In this exercise, reproduce all the entries that follow exactly.
— Start —
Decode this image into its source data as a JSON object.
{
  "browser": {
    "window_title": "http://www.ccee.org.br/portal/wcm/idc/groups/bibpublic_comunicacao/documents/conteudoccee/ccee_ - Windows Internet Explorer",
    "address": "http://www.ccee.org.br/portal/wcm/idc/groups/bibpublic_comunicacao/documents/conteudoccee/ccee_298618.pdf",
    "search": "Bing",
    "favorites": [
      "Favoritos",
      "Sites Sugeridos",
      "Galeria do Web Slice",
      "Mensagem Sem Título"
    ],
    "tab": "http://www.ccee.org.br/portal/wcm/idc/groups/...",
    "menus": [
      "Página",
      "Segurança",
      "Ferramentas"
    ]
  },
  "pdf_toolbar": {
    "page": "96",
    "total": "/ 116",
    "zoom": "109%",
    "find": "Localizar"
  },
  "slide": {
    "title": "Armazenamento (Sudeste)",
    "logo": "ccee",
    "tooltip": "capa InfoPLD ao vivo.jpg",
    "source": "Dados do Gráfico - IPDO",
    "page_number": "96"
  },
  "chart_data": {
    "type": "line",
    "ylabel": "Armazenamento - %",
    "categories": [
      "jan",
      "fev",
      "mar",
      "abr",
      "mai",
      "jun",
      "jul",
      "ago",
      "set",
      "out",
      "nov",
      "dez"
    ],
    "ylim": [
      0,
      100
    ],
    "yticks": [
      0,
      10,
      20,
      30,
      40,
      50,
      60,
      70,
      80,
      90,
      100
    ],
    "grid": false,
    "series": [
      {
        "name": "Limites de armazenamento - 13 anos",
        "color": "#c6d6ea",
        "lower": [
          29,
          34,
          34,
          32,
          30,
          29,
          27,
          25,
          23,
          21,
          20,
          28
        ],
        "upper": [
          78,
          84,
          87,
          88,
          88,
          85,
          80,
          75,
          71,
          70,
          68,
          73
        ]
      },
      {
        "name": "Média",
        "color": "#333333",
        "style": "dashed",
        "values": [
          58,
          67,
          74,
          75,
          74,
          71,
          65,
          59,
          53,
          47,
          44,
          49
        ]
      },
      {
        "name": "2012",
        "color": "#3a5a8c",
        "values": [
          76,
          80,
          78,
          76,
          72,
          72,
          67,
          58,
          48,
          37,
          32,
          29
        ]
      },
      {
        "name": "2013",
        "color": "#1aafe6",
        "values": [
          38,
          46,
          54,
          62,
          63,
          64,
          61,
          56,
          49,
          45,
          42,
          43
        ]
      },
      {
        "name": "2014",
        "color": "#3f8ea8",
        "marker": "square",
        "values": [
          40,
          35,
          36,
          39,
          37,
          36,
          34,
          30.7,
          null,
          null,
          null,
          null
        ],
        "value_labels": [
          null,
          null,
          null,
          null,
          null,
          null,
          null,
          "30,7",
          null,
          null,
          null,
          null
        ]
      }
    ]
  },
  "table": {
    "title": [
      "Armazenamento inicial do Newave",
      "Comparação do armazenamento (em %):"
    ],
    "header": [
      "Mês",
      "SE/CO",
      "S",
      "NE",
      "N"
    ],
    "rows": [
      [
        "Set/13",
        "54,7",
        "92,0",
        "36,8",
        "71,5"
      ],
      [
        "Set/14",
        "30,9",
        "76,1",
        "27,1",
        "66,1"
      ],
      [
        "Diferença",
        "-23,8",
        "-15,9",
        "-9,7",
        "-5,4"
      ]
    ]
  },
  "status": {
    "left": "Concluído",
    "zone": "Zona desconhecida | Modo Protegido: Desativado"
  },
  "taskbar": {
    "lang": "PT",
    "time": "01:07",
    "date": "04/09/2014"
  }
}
— End —
__Written answer__:
Decode this image into its source data as a JSON object.
{
  "browser": {
    "window_title": "http://www.ccee.org.br/portal/wcm/idc/groups/bibpublic_comunicacao/documents/conteudoccee/ccee_ - Windows Internet Explorer",
    "address": "http://www.ccee.org.br/portal/wcm/idc/groups/bibpublic_comunicacao/documents/conteudoccee/ccee_298618.pdf",
    "search": "Bing",
    "favorites": [
      "Favoritos",
      "Sites Sugeridos",
      "Galeria do Web Slice",
      "Mensagem Sem Título"
    ],
    "tab": "http://www.ccee.org.br/portal/wcm/idc/groups/...",
    "menus": [
      "Página",
      "Segurança",
      "Ferramentas"
    ]
  },
  "pdf_toolbar": {
    "page": "96",
    "total": "/ 116",
    "zoom": "109%",
    "find": "Localizar"
  },
  "slide": {
    "title": "Armazenamento (Sudeste)",
    "logo": "ccee",
    "tooltip": "capa InfoPLD ao vivo.jpg",
    "source": "Dados do Gráfico - IPDO",
    "page_number": "96"
  },
  "chart_data": {
    "type": "line",
    "ylabel": "Armazenamento - %",
    "categories": [
      "jan",
      "fev",
      "mar",
      "abr",
      "mai",
      "jun",
      "jul",
      "ago",
      "set",
      "out",
      "nov",
      "dez"
    ],
    "ylim": [
      0,
      100
    ],
    "yticks": [
      0,
      10,
      20,
      30,
      40,
      50,
      60,
      70,
      80,
      90,
      100
    ],
    "grid": false,
    "series": [
      {
        "name": "Limites de armazenamento - 13 anos",
        "color": "#c6d6ea",
        "lower": [
          29,
          34,
          34,
          32,
          30,
          29,
          27,
          25,
          23,
          21,
          20,
          28
        ],
        "upper": [
          78,
          84,
          87,
          88,
          88,
          85,
          80,
          75,
          71,
          70,
          68,
          73
        ]
      },
      {
        "name": "Média",
        "color": "#333333",
        "style": "dashed",
        "values": [
          58,
          67,
          74,
          75,
          74,
          71,
          65,
          59,
          53,
          47,
          44,
          49
        ]
      },
      {
        "name": "2012",
        "color": "#3a5a8c",
        "values": [
          76,
          80,
          78,
          76,
          72,
          72,
          67,
          58,
          48,
          37,
          32,
          29
        ]
      },
      {
        "name": "2013",
        "color": "#1aafe6",
        "values": [
          38,
          46,
          54,
          62,
          63,
          64,
          61,
          56,
          49,
          45,
          42,
          43
        ]
      },
      {
        "name": "2014",
        "color": "#3f8ea8",
        "marker": "square",
        "values": [
          40,
          35,
          36,
          39,
          37,
          36,
          34,
          30.7,
          null,
          null,
          null,
          null
        ],
        "value_labels": [
          null,
          null,
          null,
          null,
          null,
          null,
          null,
          "30,7",
          null,
          null,
          null,
          null
        ]
      }
    ]
  },
  "table": {
    "title": [
      "Armazenamento inicial do Newave",
      "Comparação do armazenamento (em %):"
    ],
    "header": [
      "Mês",
      "SE/CO",
      "S",
      "NE",
      "N"
    ],
    "rows": [
      [
        "Set/13",
        "54,7",
        "92,0",
        "36,8",
        "71,5"
      ],
      [
        "Set/14",
        "30,9",
        "76,1",
        "27,1",
        "66,1"
      ],
      [
        "Diferença",
        "-23,8",
        "-15,9",
        "-9,7",
        "-5,4"
      ]
    ]
  },
  "status": {
    "left": "Concluído",
    "zone": "Zona desconhecida | Modo Protegido: Desativado"
  },
  "taskbar": {
    "lang": "PT",
    "time": "01:07",
    "date": "04/09/2014"
  }
}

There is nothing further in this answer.